start Data records

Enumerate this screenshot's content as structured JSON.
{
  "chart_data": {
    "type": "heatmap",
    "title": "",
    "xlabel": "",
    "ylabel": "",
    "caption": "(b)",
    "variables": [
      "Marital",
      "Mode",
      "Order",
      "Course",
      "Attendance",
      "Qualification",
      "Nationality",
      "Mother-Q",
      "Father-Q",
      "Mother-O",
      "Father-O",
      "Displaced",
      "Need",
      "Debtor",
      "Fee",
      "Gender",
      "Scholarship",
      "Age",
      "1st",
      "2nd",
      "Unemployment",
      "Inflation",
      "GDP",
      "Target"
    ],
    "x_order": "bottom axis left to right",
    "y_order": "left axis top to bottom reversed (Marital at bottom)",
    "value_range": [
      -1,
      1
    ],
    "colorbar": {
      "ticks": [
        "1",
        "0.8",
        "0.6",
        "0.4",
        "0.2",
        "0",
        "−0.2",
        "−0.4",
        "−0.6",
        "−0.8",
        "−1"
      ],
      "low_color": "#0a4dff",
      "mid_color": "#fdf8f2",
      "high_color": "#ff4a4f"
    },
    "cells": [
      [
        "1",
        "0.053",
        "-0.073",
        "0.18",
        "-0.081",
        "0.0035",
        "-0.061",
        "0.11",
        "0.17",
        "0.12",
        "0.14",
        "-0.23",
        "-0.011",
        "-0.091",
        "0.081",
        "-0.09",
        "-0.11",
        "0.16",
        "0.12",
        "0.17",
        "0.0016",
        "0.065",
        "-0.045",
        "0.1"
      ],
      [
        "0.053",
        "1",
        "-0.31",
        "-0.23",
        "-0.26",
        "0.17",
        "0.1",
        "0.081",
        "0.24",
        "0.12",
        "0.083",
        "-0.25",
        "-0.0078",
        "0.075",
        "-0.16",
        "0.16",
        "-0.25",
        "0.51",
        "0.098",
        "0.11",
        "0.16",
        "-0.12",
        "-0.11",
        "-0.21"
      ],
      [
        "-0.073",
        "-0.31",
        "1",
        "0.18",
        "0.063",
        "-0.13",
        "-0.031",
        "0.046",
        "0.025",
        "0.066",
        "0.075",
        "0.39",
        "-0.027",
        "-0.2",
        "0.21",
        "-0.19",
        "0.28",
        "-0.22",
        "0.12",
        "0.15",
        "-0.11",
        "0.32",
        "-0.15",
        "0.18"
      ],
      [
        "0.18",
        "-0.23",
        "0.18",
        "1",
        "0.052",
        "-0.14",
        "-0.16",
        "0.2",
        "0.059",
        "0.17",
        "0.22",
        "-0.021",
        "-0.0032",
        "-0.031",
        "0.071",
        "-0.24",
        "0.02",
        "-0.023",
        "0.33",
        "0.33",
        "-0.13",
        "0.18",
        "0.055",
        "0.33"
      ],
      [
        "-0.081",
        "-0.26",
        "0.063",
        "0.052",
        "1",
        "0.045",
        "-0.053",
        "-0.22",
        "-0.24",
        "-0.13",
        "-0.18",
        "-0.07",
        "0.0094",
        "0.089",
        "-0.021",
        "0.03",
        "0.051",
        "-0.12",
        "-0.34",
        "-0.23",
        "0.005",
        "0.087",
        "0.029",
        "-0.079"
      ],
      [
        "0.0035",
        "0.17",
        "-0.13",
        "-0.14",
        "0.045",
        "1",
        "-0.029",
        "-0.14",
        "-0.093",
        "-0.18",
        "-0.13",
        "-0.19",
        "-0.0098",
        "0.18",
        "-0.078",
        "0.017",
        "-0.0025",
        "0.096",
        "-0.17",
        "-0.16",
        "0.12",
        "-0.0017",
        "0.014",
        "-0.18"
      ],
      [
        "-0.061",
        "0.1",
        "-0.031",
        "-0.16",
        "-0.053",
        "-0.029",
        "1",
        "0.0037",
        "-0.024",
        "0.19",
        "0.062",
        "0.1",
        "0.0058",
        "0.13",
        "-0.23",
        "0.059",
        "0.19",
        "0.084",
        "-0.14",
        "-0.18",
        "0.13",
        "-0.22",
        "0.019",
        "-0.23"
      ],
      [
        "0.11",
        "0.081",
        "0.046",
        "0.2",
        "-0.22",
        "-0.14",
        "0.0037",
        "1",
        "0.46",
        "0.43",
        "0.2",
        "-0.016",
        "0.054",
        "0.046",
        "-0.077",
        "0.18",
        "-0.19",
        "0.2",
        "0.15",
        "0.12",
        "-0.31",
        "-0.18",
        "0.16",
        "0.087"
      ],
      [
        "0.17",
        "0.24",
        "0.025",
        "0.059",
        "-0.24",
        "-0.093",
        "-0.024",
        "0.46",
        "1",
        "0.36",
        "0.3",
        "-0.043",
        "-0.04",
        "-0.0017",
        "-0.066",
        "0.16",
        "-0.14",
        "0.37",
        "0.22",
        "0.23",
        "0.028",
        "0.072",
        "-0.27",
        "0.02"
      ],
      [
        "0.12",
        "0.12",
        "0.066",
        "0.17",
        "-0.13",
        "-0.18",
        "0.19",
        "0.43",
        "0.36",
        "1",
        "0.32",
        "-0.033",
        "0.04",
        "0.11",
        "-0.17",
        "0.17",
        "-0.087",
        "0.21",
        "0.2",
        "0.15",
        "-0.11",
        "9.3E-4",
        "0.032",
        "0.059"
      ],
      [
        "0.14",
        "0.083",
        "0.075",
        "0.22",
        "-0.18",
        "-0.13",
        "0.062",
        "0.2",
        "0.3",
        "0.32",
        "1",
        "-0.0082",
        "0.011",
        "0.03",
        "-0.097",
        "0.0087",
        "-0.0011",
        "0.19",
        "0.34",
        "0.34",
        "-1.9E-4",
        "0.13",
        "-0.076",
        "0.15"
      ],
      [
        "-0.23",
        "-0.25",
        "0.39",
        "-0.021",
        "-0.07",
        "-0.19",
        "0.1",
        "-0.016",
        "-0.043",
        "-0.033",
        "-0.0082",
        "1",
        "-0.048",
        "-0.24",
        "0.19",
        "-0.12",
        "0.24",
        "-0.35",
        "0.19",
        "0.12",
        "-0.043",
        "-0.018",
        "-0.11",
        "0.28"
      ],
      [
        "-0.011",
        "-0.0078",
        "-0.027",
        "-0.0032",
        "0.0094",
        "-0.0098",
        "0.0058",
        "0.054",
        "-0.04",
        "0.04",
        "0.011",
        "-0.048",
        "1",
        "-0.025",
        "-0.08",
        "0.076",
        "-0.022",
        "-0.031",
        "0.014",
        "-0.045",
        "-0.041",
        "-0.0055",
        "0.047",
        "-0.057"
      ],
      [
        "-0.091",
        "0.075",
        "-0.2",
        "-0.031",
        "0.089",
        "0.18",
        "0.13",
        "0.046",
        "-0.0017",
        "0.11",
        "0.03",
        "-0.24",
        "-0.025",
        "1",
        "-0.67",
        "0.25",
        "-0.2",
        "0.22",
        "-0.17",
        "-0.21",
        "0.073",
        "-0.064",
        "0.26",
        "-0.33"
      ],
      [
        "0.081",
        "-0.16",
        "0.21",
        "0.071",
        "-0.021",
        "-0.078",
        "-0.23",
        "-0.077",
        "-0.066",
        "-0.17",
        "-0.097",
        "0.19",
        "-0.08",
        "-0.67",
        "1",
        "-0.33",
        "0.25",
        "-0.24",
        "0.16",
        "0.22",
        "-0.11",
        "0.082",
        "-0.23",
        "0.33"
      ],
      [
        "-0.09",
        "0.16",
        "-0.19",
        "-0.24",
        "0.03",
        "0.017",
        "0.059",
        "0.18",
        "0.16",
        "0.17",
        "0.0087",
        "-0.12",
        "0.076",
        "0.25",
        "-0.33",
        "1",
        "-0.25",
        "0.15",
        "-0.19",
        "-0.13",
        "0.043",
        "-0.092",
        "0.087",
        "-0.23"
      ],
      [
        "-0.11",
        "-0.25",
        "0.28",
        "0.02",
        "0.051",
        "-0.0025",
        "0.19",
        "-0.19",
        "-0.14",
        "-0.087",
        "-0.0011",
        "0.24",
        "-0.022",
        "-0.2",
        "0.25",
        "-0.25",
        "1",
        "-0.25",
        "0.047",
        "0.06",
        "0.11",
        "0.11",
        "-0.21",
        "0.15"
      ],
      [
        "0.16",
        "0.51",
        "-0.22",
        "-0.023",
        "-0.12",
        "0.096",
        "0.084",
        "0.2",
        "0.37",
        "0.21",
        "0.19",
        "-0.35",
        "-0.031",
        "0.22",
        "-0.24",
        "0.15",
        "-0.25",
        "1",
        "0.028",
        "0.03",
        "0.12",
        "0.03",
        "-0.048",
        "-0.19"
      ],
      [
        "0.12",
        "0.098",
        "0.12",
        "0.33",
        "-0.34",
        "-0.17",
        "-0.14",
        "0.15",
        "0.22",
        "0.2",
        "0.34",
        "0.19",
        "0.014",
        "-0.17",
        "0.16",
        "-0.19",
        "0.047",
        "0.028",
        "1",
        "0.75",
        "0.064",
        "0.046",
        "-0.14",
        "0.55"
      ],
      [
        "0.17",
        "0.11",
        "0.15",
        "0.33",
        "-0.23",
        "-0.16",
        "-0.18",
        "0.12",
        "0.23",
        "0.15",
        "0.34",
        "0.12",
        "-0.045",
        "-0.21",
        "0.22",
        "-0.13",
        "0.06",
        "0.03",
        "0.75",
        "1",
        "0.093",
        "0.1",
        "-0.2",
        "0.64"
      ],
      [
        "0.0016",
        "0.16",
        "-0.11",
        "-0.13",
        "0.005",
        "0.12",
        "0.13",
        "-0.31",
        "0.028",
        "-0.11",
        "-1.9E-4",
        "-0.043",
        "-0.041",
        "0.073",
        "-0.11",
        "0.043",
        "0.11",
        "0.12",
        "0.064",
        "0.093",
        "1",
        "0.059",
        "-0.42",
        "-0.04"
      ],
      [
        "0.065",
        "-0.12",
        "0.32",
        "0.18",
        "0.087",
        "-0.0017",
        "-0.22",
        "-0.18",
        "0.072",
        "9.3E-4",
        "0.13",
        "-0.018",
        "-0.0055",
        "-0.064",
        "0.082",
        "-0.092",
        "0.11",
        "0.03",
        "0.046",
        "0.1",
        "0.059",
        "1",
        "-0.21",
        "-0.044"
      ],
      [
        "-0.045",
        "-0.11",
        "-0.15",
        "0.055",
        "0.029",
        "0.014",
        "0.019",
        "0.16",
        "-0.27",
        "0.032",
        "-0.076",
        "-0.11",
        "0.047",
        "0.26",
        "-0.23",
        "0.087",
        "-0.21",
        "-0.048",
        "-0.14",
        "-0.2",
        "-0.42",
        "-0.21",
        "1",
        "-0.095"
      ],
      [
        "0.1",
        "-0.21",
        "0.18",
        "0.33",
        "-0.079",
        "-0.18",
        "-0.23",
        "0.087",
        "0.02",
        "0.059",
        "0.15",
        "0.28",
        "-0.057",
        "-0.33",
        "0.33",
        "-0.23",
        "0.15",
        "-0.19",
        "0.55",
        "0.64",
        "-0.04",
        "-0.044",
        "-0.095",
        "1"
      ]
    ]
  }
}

end Data records

▸ Written exercise: Search the records for the word "axis" and copy every line where it occurs.

▸ Answer to this exercise:
    "x_order": "bottom axis left to right",
    "y_order": "left axis top to bottom reversed (Marital at bottom)",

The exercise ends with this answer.